**WORK TO BE COMPLETED**.
Return every line from the one containing "337, 74, 349]" down to the one containing "280, 412, 444]", inclusive, reproducing each character for character.

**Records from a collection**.
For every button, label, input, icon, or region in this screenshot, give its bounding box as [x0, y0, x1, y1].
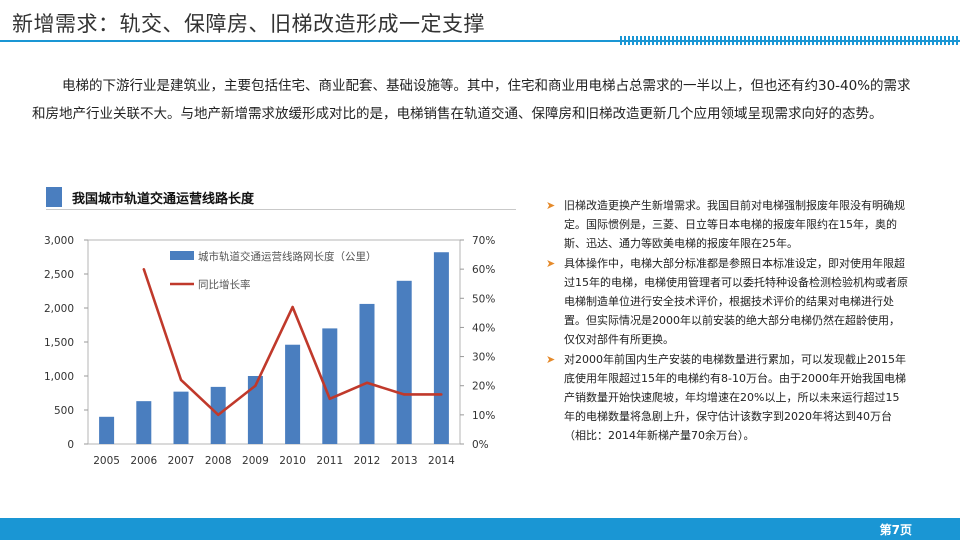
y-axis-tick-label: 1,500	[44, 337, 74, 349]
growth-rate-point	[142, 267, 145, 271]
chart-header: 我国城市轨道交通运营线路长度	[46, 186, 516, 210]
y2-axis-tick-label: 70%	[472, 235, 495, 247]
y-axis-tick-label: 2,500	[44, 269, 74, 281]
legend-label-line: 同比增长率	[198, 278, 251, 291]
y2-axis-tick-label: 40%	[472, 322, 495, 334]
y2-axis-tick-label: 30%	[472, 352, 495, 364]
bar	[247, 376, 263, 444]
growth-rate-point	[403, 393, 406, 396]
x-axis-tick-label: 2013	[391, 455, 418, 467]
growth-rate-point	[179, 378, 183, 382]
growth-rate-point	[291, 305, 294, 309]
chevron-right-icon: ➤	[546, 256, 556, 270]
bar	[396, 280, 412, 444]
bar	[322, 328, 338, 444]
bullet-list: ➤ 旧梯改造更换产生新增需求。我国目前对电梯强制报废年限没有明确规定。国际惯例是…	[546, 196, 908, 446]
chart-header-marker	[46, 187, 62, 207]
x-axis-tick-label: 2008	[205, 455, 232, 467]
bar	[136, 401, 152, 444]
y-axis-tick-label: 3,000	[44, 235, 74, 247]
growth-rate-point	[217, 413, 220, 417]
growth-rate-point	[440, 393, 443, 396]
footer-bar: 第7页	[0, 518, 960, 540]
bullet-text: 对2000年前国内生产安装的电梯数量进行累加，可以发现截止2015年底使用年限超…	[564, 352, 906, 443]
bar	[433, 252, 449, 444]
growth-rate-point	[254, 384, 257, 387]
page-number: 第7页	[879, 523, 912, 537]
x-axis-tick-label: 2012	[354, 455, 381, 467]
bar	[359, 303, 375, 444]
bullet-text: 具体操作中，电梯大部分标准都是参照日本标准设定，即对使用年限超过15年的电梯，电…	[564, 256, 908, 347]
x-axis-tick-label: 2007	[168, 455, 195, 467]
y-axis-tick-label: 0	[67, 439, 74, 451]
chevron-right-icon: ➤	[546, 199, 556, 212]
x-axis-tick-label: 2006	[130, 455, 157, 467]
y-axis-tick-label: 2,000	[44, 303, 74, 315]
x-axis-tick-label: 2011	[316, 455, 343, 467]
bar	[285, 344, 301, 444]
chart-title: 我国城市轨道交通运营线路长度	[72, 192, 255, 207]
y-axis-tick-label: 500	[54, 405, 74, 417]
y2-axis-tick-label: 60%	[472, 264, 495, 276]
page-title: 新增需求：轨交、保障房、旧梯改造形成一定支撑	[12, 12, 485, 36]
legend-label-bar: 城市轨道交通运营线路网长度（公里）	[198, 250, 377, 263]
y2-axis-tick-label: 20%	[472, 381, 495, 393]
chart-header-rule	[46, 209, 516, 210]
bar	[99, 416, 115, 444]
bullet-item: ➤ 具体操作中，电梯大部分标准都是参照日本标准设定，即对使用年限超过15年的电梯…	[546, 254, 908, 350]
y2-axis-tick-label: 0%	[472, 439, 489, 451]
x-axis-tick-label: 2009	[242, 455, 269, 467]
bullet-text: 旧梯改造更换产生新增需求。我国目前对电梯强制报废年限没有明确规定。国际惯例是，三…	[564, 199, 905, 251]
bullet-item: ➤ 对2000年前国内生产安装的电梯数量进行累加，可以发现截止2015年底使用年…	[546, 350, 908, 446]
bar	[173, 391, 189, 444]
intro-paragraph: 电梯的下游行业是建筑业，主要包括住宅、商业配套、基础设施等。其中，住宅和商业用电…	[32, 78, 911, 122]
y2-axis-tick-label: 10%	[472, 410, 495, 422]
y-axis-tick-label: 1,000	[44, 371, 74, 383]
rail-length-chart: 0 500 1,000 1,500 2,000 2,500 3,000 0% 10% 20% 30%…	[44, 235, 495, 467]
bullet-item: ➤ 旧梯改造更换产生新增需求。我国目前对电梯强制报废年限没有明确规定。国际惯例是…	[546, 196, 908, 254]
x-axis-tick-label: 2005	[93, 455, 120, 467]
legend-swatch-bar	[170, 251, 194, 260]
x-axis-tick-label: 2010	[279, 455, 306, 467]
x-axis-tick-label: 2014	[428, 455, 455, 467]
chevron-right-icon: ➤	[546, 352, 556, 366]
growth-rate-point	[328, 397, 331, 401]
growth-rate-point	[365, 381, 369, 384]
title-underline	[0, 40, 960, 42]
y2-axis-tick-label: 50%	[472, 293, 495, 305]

**SOLVED PROBLEM**.
y-axis-tick-label: 1,500	[44, 337, 74, 349]
growth-rate-point	[142, 267, 145, 271]
chart-header: 我国城市轨道交通运营线路长度	[46, 186, 516, 210]
y2-axis-tick-label: 70%	[472, 235, 495, 247]
y-axis-tick-label: 2,500	[44, 269, 74, 281]
legend-label-line: 同比增长率	[198, 278, 251, 291]
y2-axis-tick-label: 40%	[472, 322, 495, 334]
y2-axis-tick-label: 30%	[472, 352, 495, 364]
bar	[247, 376, 263, 444]
growth-rate-point	[403, 393, 406, 396]
x-axis-tick-label: 2013	[391, 455, 418, 467]
growth-rate-point	[179, 378, 183, 382]
growth-rate-point	[291, 305, 294, 309]
chevron-right-icon: ➤	[546, 256, 556, 270]
bar	[396, 280, 412, 444]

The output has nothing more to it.